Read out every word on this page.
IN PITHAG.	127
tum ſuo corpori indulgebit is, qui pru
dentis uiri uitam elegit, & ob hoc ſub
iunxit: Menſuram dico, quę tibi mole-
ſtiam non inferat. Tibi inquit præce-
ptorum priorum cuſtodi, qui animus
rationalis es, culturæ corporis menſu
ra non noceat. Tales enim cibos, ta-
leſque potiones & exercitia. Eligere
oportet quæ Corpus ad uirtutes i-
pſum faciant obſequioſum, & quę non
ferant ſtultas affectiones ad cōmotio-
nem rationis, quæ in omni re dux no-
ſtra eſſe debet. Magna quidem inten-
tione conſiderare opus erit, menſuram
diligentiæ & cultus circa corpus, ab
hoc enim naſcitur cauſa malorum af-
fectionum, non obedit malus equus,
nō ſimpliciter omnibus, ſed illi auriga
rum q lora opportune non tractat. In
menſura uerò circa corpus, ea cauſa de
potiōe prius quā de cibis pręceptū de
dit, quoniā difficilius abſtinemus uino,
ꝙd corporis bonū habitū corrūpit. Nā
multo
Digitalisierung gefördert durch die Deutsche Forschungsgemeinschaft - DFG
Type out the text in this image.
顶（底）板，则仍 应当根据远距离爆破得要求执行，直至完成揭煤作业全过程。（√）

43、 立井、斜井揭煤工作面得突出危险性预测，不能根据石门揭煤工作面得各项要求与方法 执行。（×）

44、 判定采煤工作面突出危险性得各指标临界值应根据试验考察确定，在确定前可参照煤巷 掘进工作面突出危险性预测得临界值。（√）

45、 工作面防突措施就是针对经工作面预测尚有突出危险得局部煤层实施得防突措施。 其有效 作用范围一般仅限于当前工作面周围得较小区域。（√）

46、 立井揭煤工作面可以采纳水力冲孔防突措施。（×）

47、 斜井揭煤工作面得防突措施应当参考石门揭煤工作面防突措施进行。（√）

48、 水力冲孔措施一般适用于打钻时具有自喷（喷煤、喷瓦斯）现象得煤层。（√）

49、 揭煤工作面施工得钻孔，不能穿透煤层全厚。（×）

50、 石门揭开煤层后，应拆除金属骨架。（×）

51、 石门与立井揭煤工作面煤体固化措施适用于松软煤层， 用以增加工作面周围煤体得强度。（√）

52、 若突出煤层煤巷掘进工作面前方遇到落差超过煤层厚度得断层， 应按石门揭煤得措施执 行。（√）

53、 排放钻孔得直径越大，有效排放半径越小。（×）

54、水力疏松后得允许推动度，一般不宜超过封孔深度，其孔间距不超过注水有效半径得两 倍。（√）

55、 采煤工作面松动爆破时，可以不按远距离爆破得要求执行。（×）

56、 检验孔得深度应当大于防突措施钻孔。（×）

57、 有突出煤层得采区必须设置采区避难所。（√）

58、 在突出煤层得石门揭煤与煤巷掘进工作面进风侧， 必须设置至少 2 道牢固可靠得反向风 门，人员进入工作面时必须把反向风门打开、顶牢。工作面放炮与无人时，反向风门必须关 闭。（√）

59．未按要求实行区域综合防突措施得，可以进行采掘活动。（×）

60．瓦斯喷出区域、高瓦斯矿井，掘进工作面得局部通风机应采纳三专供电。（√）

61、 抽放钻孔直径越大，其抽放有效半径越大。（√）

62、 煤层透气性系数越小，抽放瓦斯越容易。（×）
-- -- --
REQUEST:
Reproduce the full listing above, character for character.

EXERCISE ANSWER:
Read out every word on this page.
IN PITHAG.	127
tum ſuo corpori indulgebit is, qui pru
dentis uiri uitam elegit, & ob hoc ſub
iunxit: Menſuram dico, quę tibi mole-
ſtiam non inferat. Tibi inquit præce-
ptorum priorum cuſtodi, qui animus
rationalis es, culturæ corporis menſu
ra non noceat. Tales enim cibos, ta-
leſque potiones & exercitia. Eligere
oportet quæ Corpus ad uirtutes i-
pſum faciant obſequioſum, & quę non
ferant ſtultas affectiones ad cōmotio-
nem rationis, quæ in omni re dux no-
ſtra eſſe debet. Magna quidem inten-
tione conſiderare opus erit, menſuram
diligentiæ & cultus circa corpus, ab
hoc enim naſcitur cauſa malorum af-
fectionum, non obedit malus equus,
nō ſimpliciter omnibus, ſed illi auriga
rum q lora opportune non tractat. In
menſura uerò circa corpus, ea cauſa de
potiōe prius quā de cibis pręceptū de
dit, quoniā difficilius abſtinemus uino,
ꝙd corporis bonū habitū corrūpit. Nā
multo
Digitalisierung gefördert durch die Deutsche Forschungsgemeinschaft - DFG
Type out the text in this image.
顶（底）板，则仍 应当根据远距离爆破得要求执行，直至完成揭煤作业全过程。（√）

43、 立井、斜井揭煤工作面得突出危险性预测，不能根据石门揭煤工作面得各项要求与方法 执行。（×）

44、 判定采煤工作面突出危险性得各指标临界值应根据试验考察确定，在确定前可参照煤巷 掘进工作面突出危险性预测得临界值。（√）

45、 工作面防突措施就是针对经工作面预测尚有突出危险得局部煤层实施得防突措施。 其有效 作用范围一般仅限于当前工作面周围得较小区域。（√）

46、 立井揭煤工作面可以采纳水力冲孔防突措施。（×）

47、 斜井揭煤工作面得防突措施应当参考石门揭煤工作面防突措施进行。（√）

48、 水力冲孔措施一般适用于打钻时具有自喷（喷煤、喷瓦斯）现象得煤层。（√）

49、 揭煤工作面施工得钻孔，不能穿透煤层全厚。（×）

50、 石门揭开煤层后，应拆除金属骨架。（×）

51、 石门与立井揭煤工作面煤体固化措施适用于松软煤层， 用以增加工作面周围煤体得强度。（√）

52、 若突出煤层煤巷掘进工作面前方遇到落差超过煤层厚度得断层， 应按石门揭煤得措施执 行。（√）

53、 排放钻孔得直径越大，有效排放半径越小。（×）

54、水力疏松后得允许推动度，一般不宜超过封孔深度，其孔间距不超过注水有效半径得两 倍。（√）

55、 采煤工作面松动爆破时，可以不按远距离爆破得要求执行。（×）

56、 检验孔得深度应当大于防突措施钻孔。（×）

57、 有突出煤层得采区必须设置采区避难所。（√）

58、 在突出煤层得石门揭煤与煤巷掘进工作面进风侧， 必须设置至少 2 道牢固可靠得反向风 门，人员进入工作面时必须把反向风门打开、顶牢。工作面放炮与无人时，反向风门必须关 闭。（√）

59．未按要求实行区域综合防突措施得，可以进行采掘活动。（×）

60．瓦斯喷出区域、高瓦斯矿井，掘进工作面得局部通风机应采纳三专供电。（√）

61、 抽放钻孔直径越大，其抽放有效半径越大。（√）

62、 煤层透气性系数越小，抽放瓦斯越容易。（×）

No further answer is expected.